------ Texte extrait ------

1. Que signifie avoir un bon cœur ?

2. Pourquoi le fait d'avoir bon cœur englobe-t-il toutes les autres qualités ?

Rabbi Elazar répond à la question de Rabbi Yo'hanan sur le bon chemin auquel on doit adhérer, en répondant par : un bon cœur. Après avoir écouté toutes les réponses de ses élèves, Rabbi Yo'hanan conclut que la réponse de Rabbi Elazar est sa préférée, car « les vôtres sont incluses dans les siennes. » Cela signifie que toutes les Ma'alot (qualités) des autres attributs positifs émanent d'un bon cœur.

Des questions évidentes se posent : que signifie exactement d'avoir bon cœur, et pourquoi Rabbi Yo'hanan apprécie-t-il cette réponse plus que toutes les autres ? Les commentateurs abordent cette question sous divers angles.

Certains commentateurs affirment que cela se réfère aux désirs et pensées de l'homme, tandis que d'autres expliquent qu'il s'agit d'une référence au Sékhel, à l'intellect, que nous attribuons généralement au cerveau. Les deux avis citent divers versets du Tanakh à l'appui de leur approche, et nous pouvons suggérer que le cœur fait allusion à la fois au siège des désirs et à la faculté de penser.

------ Enregistrements du corpus ------

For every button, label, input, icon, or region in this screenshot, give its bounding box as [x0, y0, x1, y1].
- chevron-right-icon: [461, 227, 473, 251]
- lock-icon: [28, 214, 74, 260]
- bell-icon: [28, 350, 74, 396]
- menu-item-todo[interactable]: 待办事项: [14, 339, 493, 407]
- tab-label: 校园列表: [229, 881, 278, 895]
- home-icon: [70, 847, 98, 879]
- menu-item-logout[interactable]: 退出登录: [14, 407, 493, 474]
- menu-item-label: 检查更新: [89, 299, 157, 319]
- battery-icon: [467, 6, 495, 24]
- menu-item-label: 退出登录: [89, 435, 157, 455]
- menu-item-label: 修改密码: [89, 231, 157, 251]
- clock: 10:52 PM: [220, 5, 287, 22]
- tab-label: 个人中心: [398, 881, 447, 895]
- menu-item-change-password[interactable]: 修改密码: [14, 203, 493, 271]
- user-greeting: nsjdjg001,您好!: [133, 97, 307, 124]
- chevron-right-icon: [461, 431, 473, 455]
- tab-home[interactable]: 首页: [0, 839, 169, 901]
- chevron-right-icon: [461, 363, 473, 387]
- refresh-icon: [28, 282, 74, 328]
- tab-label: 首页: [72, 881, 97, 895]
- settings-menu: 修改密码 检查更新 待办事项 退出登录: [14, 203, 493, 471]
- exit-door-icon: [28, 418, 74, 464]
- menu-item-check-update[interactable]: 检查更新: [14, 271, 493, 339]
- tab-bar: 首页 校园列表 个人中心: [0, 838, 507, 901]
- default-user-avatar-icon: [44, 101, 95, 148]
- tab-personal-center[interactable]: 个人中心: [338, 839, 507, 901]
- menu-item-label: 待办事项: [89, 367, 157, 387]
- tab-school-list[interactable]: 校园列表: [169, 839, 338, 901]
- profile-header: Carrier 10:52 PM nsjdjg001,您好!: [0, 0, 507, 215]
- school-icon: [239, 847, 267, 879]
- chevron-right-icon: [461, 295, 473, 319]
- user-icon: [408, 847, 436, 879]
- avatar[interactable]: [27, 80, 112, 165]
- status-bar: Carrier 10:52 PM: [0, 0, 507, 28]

------

### Consigne 1:
Dans le texte sur le bon cœur, quelle réponse Rabbi Elazar donne-t-il à la question de Rabbi Yo'hanan sur le bon chemin auquel on doit adhérer ?
### Consigne 2:
Transcrivez fidèlement le passage du texte sur le bon cœur, de « 2. Pourquoi le » à « d'un bon cœur. ».
### Consigne 3:
Selon le texte sur le bon cœur, pour quelle raison Rabbi Yo'hanan retient-il la réponse de Rabbi Elazar comme sa préférée ? Expliquez-le en une à trois phrases.

### Solution proposée 1:
Il répond : un bon cœur.

### Solution proposée 2:
2. Pourquoi le fait d'avoir bon cœur englobe-t-il toutes les autres qualités ?

Rabbi Elazar répond à la question de Rabbi Yo'hanan sur le bon chemin auquel on doit adhérer, en répondant par : un bon cœur. Après avoir écouté toutes les réponses de ses élèves, Rabbi Yo'hanan conclut que la réponse de Rabbi Elazar est sa préférée, car « les vôtres sont incluses dans les siennes. » Cela signifie que toutes les Ma'alot (qualités) des autres attributs positifs émanent d'un bon cœur.

### Solution proposée 3:
Rabbi Yo'hanan préfère la réponse de Rabbi Elazar parce que les réponses des autres élèves sont incluses dans la sienne. Cela signifie que toutes les qualités des autres attributs positifs émanent d'un bon cœur.